### GOAL
Repeat the whole listing exactly.
◇ ◇ ◇ ◇ ◇
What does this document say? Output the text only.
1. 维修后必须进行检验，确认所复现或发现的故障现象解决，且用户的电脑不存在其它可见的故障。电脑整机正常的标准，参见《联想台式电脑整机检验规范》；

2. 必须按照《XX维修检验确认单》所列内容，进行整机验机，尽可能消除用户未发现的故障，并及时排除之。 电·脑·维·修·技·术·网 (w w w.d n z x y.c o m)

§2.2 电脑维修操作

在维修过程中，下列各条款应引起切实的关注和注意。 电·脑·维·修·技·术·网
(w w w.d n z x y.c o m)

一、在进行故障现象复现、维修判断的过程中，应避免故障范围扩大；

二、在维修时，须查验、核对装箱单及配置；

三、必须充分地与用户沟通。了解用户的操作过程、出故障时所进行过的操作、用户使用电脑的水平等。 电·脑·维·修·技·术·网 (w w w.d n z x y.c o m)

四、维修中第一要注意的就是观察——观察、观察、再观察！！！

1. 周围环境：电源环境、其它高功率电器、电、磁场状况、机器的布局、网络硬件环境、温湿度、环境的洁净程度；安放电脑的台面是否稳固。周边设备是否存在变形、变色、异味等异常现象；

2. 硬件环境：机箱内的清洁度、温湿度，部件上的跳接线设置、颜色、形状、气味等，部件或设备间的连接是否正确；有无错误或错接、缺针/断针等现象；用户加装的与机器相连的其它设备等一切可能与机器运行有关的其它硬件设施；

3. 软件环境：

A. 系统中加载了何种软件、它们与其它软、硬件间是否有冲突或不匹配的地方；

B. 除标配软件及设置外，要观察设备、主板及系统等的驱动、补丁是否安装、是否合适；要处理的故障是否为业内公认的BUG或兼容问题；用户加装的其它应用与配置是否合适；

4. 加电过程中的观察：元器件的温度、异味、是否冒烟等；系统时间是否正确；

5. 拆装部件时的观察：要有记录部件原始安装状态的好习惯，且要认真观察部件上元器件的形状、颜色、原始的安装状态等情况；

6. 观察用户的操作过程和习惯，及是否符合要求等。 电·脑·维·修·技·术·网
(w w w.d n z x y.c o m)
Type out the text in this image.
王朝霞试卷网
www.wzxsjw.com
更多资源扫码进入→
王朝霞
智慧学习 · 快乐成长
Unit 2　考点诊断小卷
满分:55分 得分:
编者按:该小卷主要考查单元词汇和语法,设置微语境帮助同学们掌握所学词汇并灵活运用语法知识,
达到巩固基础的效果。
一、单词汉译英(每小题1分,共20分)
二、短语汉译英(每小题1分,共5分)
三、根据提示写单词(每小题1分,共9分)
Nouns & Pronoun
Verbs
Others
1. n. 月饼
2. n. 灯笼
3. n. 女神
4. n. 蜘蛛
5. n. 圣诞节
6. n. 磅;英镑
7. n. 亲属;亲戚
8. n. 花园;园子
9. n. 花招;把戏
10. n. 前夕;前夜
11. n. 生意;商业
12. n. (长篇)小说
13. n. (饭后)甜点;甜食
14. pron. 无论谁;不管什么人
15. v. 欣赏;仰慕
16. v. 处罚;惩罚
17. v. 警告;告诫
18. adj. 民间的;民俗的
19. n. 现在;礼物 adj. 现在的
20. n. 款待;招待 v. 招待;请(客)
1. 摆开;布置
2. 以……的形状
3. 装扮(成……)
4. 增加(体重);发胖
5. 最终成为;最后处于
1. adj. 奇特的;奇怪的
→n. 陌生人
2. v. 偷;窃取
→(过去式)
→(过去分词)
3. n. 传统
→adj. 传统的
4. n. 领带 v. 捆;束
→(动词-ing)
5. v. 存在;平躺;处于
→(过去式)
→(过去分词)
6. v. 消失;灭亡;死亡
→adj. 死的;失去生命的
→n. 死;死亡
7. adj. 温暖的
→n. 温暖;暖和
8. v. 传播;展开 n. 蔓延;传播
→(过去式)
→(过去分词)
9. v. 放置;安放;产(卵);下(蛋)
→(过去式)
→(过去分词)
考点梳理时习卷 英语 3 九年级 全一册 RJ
◇ ◇ ◇ ◇ ◇
### PROBLEM SOLUTION
What does this document say? Output the text only.
1. 维修后必须进行检验，确认所复现或发现的故障现象解决，且用户的电脑不存在其它可见的故障。电脑整机正常的标准，参见《联想台式电脑整机检验规范》；

2. 必须按照《XX维修检验确认单》所列内容，进行整机验机，尽可能消除用户未发现的故障，并及时排除之。 电·脑·维·修·技·术·网 (w w w.d n z x y.c o m)

§2.2 电脑维修操作

在维修过程中，下列各条款应引起切实的关注和注意。 电·脑·维·修·技·术·网
(w w w.d n z x y.c o m)

一、在进行故障现象复现、维修判断的过程中，应避免故障范围扩大；

二、在维修时，须查验、核对装箱单及配置；

三、必须充分地与用户沟通。了解用户的操作过程、出故障时所进行过的操作、用户使用电脑的水平等。 电·脑·维·修·技·术·网 (w w w.d n z x y.c o m)

四、维修中第一要注意的就是观察——观察、观察、再观察！！！

1. 周围环境：电源环境、其它高功率电器、电、磁场状况、机器的布局、网络硬件环境、温湿度、环境的洁净程度；安放电脑的台面是否稳固。周边设备是否存在变形、变色、异味等异常现象；

2. 硬件环境：机箱内的清洁度、温湿度，部件上的跳接线设置、颜色、形状、气味等，部件或设备间的连接是否正确；有无错误或错接、缺针/断针等现象；用户加装的与机器相连的其它设备等一切可能与机器运行有关的其它硬件设施；

3. 软件环境：

A. 系统中加载了何种软件、它们与其它软、硬件间是否有冲突或不匹配的地方；

B. 除标配软件及设置外，要观察设备、主板及系统等的驱动、补丁是否安装、是否合适；要处理的故障是否为业内公认的BUG或兼容问题；用户加装的其它应用与配置是否合适；

4. 加电过程中的观察：元器件的温度、异味、是否冒烟等；系统时间是否正确；

5. 拆装部件时的观察：要有记录部件原始安装状态的好习惯，且要认真观察部件上元器件的形状、颜色、原始的安装状态等情况；

6. 观察用户的操作过程和习惯，及是否符合要求等。 电·脑·维·修·技·术·网
(w w w.d n z x y.c o m)
Type out the text in this image.
王朝霞试卷网
www.wzxsjw.com
更多资源扫码进入→
王朝霞
智慧学习 · 快乐成长
Unit 2　考点诊断小卷
满分:55分 得分:
编者按:该小卷主要考查单元词汇和语法,设置微语境帮助同学们掌握所学词汇并灵活运用语法知识,
达到巩固基础的效果。
一、单词汉译英(每小题1分,共20分)
二、短语汉译英(每小题1分,共5分)
三、根据提示写单词(每小题1分,共9分)
Nouns & Pronoun
Verbs
Others
1. n. 月饼
2. n. 灯笼
3. n. 女神
4. n. 蜘蛛
5. n. 圣诞节
6. n. 磅;英镑
7. n. 亲属;亲戚
8. n. 花园;园子
9. n. 花招;把戏
10. n. 前夕;前夜
11. n. 生意;商业
12. n. (长篇)小说
13. n. (饭后)甜点;甜食
14. pron. 无论谁;不管什么人
15. v. 欣赏;仰慕
16. v. 处罚;惩罚
17. v. 警告;告诫
18. adj. 民间的;民俗的
19. n. 现在;礼物 adj. 现在的
20. n. 款待;招待 v. 招待;请(客)
1. 摆开;布置
2. 以……的形状
3. 装扮(成……)
4. 增加(体重);发胖
5. 最终成为;最后处于
1. adj. 奇特的;奇怪的
→n. 陌生人
2. v. 偷;窃取
→(过去式)
→(过去分词)
3. n. 传统
→adj. 传统的
4. n. 领带 v. 捆;束
→(动词-ing)
5. v. 存在;平躺;处于
→(过去式)
→(过去分词)
6. v. 消失;灭亡;死亡
→adj. 死的;失去生命的
→n. 死;死亡
7. adj. 温暖的
→n. 温暖;暖和
8. v. 传播;展开 n. 蔓延;传播
→(过去式)
→(过去分词)
9. v. 放置;安放;产(卵);下(蛋)
→(过去式)
→(过去分词)
考点梳理时习卷 英语 3 九年级 全一册 RJ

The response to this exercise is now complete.